▶ [Raw data]:
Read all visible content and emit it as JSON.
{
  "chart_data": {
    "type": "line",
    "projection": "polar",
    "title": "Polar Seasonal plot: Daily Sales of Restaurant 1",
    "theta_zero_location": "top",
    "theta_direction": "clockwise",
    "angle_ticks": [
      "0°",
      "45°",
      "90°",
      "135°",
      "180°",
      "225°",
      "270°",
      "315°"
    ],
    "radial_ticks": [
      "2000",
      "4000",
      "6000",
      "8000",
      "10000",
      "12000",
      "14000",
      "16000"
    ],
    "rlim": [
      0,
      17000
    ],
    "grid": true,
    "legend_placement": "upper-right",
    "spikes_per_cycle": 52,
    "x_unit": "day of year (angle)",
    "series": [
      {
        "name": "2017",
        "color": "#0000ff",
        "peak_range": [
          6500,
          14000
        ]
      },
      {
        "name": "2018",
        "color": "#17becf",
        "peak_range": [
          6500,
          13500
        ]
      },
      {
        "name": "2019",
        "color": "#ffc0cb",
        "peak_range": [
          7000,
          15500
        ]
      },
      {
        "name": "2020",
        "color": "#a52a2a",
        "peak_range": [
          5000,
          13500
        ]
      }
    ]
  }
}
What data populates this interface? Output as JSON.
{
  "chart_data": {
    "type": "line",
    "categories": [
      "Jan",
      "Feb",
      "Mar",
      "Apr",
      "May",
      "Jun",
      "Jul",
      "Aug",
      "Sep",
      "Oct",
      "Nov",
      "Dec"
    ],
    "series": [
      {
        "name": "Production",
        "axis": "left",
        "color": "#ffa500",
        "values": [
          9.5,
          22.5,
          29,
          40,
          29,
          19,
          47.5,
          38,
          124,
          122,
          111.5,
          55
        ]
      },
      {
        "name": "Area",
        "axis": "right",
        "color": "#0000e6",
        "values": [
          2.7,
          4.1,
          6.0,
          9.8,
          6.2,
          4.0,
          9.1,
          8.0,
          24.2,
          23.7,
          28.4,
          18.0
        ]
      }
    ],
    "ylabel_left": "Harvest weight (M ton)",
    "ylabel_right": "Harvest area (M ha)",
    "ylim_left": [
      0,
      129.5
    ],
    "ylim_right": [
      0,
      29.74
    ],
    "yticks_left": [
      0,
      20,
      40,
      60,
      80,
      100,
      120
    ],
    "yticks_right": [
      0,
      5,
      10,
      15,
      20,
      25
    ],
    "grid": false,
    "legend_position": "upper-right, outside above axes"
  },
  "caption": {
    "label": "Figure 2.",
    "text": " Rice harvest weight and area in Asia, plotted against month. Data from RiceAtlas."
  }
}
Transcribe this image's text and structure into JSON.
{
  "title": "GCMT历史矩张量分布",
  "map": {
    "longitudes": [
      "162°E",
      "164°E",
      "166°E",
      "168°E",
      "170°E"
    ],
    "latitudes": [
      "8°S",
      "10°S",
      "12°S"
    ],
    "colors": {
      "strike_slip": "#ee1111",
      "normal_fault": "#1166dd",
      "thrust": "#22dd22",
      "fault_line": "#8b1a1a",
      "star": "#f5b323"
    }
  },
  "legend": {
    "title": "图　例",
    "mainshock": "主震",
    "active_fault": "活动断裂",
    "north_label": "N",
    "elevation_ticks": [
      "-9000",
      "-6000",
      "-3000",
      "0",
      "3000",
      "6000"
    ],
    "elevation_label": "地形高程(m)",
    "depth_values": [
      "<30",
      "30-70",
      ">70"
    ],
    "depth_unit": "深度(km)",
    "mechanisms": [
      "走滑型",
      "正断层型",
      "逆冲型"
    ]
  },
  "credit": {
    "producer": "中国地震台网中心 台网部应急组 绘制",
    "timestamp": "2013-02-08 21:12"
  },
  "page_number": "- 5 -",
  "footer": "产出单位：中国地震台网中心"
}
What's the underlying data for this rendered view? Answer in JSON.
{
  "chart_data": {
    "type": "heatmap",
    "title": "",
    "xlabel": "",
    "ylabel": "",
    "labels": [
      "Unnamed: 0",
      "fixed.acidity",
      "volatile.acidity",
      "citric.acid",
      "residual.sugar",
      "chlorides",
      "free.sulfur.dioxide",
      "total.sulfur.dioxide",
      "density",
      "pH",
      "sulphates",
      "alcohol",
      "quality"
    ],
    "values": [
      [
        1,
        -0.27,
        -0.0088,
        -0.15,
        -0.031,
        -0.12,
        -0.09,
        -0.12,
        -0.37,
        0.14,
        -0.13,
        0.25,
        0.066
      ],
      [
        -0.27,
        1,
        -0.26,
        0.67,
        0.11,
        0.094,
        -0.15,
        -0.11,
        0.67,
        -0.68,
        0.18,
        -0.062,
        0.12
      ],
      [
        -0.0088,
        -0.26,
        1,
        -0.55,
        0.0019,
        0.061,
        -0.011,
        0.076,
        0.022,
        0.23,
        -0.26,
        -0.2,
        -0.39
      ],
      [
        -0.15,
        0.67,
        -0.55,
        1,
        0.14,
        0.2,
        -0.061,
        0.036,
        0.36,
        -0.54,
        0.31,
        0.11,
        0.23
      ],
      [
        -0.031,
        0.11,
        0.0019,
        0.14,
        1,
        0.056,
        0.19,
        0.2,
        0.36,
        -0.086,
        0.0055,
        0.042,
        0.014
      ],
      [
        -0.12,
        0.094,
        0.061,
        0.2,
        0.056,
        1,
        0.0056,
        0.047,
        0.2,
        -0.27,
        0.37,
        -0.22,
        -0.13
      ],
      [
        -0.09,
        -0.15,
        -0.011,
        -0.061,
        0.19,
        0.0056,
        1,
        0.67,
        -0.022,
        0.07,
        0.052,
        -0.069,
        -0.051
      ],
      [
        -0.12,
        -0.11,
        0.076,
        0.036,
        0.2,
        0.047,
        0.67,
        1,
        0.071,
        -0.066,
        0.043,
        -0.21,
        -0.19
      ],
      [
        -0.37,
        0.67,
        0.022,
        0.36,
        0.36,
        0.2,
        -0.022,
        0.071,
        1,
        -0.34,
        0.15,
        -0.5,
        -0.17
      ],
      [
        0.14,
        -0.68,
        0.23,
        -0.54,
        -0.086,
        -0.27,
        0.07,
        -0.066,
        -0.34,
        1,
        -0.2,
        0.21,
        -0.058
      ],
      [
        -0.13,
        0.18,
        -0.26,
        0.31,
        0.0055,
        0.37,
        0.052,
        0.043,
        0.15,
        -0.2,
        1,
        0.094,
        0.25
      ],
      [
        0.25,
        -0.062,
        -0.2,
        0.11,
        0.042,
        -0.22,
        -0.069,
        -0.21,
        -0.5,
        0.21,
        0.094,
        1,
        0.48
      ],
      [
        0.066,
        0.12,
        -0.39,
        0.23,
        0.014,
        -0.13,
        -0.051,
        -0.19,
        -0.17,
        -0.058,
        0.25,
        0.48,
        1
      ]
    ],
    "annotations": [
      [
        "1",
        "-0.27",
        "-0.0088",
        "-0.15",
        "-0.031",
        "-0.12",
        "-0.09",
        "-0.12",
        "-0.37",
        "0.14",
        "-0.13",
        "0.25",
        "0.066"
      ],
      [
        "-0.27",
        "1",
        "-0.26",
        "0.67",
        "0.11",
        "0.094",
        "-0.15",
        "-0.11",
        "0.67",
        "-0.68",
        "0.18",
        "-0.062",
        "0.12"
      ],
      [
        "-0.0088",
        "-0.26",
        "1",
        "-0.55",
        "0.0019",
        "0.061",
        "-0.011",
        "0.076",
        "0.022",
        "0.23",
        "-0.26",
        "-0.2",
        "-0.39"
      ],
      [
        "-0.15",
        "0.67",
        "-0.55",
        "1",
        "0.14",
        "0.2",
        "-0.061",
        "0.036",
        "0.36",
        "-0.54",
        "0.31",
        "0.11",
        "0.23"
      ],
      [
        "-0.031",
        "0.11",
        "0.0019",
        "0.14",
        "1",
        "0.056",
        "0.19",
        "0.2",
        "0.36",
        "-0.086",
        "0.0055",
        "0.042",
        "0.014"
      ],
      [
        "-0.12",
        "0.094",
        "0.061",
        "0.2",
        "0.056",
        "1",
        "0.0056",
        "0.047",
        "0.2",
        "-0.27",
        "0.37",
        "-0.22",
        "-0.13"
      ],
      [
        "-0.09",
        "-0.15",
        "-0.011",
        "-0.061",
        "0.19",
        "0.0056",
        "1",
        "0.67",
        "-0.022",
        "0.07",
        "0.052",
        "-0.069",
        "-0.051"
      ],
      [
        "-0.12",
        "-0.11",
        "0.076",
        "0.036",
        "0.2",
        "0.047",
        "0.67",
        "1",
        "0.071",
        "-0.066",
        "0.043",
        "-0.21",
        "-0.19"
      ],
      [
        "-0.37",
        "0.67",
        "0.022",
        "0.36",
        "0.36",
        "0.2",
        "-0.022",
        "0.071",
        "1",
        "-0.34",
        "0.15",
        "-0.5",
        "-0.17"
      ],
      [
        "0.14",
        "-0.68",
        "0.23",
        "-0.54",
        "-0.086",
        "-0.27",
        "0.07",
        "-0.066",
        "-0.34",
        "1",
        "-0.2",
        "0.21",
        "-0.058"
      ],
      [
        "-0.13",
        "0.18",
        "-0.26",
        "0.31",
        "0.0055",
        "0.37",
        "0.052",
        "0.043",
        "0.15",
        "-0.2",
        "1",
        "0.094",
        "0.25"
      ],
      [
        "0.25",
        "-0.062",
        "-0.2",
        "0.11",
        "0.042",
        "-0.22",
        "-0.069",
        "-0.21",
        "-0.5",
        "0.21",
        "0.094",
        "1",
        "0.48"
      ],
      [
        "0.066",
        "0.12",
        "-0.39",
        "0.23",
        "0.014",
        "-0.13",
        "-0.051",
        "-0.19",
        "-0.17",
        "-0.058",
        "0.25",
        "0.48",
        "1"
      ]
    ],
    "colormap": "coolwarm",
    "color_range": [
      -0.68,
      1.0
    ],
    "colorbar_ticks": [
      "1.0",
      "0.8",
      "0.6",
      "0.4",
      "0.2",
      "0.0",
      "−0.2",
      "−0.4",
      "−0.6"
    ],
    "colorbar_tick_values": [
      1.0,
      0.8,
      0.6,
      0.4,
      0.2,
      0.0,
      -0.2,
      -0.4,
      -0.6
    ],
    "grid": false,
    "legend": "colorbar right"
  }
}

▶ [What you are asked to do]:
In the lines above, locate the string "title". Copy every line where it occurs.

▶ [Exercise result]:
    "title": "Polar Seasonal plot: Daily Sales of Restaurant 1",
  "title": "GCMT历史矩张量分布",
    "title": "图　例",
    "title": "",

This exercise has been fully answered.